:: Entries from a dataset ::
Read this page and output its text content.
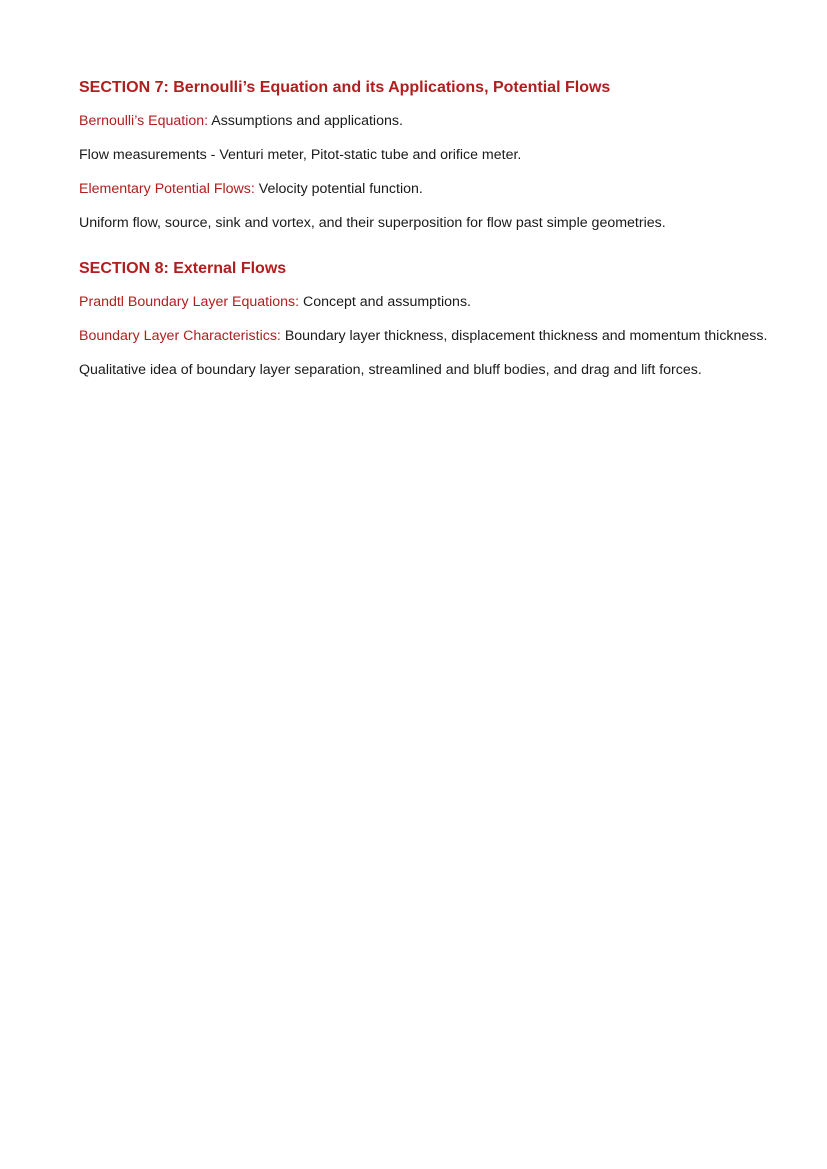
SECTION 7: Bernoulli’s Equation and its Applications, Potential Flows

Bernoulli’s Equation: Assumptions and applications.

Flow measurements - Venturi meter, Pitot-static tube and orifice meter.

Elementary Potential Flows: Velocity potential function.

Uniform flow, source, sink and vortex, and their superposition for flow past simple geometries.

SECTION 8: External Flows

Prandtl Boundary Layer Equations: Concept and assumptions.

Boundary Layer Characteristics: Boundary layer thickness, displacement thickness and momentum thickness.

Qualitative idea of boundary layer separation, streamlined and bluff bodies, and drag and lift forces.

:: GIVEN INSTRUCTION ::
Work out how many lines in the records above contain the word "Bernoulli", and give only that number.

:: OUTPUT ::
2